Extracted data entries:

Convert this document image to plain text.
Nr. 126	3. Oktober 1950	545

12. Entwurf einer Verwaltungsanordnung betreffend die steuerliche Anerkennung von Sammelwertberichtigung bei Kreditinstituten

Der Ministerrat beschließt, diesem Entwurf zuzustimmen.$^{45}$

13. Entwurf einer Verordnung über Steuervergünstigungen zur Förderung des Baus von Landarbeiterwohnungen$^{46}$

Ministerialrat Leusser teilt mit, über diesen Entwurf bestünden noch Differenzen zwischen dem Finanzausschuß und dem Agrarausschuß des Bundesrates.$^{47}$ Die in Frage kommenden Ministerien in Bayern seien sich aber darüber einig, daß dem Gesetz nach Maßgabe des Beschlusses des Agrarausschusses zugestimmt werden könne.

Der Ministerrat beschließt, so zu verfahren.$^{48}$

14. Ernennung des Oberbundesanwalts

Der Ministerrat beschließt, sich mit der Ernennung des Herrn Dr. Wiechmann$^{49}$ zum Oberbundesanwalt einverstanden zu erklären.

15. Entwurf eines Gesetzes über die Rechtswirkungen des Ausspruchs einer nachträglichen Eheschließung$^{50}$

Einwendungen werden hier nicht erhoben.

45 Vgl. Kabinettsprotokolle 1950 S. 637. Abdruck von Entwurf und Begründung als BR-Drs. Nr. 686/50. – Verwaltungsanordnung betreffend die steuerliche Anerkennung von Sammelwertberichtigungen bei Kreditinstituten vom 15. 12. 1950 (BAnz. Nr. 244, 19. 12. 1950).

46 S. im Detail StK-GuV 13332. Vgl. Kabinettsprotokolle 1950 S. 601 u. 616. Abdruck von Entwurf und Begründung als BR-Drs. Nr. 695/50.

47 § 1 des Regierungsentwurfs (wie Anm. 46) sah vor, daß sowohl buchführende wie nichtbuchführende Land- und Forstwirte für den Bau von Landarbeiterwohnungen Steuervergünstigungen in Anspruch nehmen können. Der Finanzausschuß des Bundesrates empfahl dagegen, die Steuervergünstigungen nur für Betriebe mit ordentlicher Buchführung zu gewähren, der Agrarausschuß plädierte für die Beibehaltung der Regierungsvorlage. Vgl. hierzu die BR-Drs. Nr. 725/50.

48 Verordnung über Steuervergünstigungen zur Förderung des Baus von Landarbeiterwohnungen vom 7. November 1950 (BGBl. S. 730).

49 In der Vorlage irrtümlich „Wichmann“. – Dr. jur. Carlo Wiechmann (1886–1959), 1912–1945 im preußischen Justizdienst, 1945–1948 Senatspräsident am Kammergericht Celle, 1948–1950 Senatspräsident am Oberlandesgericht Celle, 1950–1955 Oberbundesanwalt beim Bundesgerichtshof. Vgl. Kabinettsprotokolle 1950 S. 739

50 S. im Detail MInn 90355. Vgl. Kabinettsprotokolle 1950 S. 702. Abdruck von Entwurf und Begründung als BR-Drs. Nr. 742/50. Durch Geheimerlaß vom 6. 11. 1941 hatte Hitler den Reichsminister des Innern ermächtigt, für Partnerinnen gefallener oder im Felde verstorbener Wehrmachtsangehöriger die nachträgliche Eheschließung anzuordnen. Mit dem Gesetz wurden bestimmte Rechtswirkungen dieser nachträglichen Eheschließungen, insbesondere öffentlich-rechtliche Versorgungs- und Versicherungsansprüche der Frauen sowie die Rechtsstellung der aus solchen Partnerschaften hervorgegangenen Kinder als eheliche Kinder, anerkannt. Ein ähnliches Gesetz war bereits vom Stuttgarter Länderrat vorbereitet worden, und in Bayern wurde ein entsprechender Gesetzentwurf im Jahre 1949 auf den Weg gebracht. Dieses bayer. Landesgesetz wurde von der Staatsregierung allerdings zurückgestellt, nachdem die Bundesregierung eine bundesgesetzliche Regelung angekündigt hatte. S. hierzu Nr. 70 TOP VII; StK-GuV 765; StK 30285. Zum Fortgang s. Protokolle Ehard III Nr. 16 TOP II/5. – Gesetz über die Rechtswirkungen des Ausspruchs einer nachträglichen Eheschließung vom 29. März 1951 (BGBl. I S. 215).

§ **EXERCISE**: The answer is a single number, the count of lines in the records that contain the string "Agrarausschuß".

§ **THE SOLUTION**: 2